━━ DATA SUPPLIED

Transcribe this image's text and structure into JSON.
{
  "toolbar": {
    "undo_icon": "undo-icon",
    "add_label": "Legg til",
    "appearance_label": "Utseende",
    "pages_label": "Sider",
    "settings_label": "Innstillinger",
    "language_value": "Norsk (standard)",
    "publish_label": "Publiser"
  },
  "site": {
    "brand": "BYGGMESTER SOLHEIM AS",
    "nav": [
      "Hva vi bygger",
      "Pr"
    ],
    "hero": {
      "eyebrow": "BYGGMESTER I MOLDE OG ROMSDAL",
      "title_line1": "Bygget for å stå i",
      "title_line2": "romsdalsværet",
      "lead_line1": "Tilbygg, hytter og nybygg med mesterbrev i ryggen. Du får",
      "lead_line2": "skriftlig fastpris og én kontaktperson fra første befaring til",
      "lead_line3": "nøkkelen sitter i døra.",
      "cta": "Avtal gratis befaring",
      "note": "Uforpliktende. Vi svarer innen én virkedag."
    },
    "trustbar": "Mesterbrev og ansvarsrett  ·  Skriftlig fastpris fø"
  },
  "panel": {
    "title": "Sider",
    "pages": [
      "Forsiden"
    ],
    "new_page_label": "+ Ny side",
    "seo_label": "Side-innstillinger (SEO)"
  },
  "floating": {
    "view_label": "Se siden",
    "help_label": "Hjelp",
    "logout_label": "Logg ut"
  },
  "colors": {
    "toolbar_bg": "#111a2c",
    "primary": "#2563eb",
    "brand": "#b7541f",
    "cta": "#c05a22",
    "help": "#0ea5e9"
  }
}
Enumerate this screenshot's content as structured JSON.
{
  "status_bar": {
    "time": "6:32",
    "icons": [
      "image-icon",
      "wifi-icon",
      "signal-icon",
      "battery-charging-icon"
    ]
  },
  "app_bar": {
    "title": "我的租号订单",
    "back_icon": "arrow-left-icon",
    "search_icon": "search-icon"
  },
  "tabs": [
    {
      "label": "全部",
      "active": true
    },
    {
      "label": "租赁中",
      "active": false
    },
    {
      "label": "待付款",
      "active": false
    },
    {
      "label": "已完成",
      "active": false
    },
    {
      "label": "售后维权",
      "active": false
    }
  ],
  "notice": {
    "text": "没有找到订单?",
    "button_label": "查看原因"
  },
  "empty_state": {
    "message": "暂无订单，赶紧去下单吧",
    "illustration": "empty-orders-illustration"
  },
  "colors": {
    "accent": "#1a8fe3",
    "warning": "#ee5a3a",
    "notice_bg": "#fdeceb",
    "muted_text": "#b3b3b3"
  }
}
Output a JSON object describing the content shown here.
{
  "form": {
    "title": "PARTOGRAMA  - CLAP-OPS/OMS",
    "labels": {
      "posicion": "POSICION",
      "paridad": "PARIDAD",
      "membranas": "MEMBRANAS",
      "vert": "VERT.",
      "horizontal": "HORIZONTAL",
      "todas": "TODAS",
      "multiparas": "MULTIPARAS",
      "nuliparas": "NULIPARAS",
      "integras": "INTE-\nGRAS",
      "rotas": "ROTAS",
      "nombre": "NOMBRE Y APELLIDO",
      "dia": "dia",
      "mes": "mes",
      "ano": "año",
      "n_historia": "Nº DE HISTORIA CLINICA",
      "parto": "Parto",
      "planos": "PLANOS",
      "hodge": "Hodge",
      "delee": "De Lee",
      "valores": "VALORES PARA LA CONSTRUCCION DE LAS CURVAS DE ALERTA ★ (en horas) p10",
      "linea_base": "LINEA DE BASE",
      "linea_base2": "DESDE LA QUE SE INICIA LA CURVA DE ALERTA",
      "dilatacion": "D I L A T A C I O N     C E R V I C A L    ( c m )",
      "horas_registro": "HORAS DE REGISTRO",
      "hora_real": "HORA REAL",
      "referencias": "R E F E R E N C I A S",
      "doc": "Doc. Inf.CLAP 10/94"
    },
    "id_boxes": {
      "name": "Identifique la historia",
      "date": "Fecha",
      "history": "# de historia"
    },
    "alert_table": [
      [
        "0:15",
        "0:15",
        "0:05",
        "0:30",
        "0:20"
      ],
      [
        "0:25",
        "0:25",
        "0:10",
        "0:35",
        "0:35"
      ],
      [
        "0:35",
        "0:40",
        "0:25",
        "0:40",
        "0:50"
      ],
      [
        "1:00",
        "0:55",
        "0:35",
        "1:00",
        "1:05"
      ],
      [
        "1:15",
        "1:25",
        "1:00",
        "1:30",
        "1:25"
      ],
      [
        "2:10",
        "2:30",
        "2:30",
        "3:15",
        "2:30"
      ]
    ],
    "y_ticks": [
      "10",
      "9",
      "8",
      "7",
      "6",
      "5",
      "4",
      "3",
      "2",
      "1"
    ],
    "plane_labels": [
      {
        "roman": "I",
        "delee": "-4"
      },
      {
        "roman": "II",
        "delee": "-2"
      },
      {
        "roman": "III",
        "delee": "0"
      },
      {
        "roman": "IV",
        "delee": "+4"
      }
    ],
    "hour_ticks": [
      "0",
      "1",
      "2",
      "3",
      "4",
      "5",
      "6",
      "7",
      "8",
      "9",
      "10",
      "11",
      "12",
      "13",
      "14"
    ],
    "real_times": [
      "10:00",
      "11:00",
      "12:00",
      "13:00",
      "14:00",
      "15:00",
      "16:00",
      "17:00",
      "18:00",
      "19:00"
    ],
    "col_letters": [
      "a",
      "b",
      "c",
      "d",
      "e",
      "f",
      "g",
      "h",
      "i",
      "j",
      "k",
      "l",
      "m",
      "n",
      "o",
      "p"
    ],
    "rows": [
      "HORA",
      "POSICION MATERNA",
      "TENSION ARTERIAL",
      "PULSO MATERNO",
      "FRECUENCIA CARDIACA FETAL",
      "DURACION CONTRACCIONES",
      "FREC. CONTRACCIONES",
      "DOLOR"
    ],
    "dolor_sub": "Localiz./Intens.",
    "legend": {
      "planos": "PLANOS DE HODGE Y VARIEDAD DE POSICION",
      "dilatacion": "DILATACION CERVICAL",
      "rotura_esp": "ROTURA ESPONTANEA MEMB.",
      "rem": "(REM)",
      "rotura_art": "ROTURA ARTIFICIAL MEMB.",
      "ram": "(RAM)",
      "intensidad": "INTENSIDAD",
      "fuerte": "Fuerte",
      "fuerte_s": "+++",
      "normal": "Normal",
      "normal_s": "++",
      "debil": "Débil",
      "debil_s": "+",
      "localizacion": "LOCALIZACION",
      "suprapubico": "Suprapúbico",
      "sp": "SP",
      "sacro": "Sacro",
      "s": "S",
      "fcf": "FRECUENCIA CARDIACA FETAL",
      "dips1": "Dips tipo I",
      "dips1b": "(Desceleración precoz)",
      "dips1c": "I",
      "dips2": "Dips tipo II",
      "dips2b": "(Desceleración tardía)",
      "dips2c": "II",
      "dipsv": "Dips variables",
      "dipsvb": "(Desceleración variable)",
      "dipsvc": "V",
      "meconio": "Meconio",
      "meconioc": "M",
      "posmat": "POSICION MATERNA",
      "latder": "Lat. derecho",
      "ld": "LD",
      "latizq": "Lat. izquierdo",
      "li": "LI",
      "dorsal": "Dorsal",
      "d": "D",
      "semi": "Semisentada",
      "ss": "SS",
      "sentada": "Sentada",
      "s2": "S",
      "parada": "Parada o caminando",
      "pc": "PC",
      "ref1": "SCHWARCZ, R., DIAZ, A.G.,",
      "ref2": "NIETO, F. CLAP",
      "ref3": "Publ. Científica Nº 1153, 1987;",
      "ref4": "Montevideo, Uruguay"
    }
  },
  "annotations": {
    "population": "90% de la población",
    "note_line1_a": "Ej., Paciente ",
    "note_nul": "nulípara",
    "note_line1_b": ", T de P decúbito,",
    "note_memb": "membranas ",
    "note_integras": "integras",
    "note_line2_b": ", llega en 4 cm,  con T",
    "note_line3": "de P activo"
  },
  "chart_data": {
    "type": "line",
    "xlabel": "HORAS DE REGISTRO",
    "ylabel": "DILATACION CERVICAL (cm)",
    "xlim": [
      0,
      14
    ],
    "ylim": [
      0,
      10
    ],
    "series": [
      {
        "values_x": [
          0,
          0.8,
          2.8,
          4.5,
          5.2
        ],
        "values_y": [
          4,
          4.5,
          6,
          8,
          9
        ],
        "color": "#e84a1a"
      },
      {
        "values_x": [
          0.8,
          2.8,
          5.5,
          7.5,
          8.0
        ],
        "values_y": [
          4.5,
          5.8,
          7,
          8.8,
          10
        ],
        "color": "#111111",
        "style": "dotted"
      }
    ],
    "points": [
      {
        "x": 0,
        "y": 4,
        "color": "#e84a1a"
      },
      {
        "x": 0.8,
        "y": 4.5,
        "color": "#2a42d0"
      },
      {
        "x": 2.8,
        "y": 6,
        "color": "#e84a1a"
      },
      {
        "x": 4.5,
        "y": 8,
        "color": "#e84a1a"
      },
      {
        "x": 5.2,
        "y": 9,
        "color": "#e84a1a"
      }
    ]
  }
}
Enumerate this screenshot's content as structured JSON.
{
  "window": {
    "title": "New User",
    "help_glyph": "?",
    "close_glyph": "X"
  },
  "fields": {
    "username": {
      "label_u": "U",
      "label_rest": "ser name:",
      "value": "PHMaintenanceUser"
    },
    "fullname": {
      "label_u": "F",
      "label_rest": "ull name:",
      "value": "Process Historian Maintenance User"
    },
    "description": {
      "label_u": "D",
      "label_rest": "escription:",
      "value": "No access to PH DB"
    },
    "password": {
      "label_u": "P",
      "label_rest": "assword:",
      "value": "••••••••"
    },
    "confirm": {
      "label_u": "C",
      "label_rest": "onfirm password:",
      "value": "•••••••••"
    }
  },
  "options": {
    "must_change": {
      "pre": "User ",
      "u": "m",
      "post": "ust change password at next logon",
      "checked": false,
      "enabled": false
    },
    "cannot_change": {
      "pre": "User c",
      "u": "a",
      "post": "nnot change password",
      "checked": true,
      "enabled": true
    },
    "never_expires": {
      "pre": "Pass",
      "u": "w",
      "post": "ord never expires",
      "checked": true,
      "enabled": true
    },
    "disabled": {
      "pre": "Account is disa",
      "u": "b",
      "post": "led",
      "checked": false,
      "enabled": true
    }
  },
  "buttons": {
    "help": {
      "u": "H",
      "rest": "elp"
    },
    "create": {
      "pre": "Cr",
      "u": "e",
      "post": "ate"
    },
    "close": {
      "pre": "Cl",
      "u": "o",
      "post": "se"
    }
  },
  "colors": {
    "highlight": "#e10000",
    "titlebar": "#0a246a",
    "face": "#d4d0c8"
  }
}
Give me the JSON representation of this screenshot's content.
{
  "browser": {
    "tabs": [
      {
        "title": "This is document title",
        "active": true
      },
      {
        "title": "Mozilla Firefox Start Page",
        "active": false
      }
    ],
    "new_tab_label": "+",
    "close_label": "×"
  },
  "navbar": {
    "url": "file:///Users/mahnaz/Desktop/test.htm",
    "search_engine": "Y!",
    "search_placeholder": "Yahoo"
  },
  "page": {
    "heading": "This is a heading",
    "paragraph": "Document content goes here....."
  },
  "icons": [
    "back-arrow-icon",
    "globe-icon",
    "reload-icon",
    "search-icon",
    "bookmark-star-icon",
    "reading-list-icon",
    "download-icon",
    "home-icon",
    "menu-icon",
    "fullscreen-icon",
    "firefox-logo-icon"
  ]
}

━━━━

§ WHAT THIS TASK INVOLVES
For this exercise, gather every line of the data that contains the word "BYGGMESTER".

§ EXERCISE SOLUTION
    "brand": "BYGGMESTER SOLHEIM AS",
      "eyebrow": "BYGGMESTER I MOLDE OG ROMSDAL",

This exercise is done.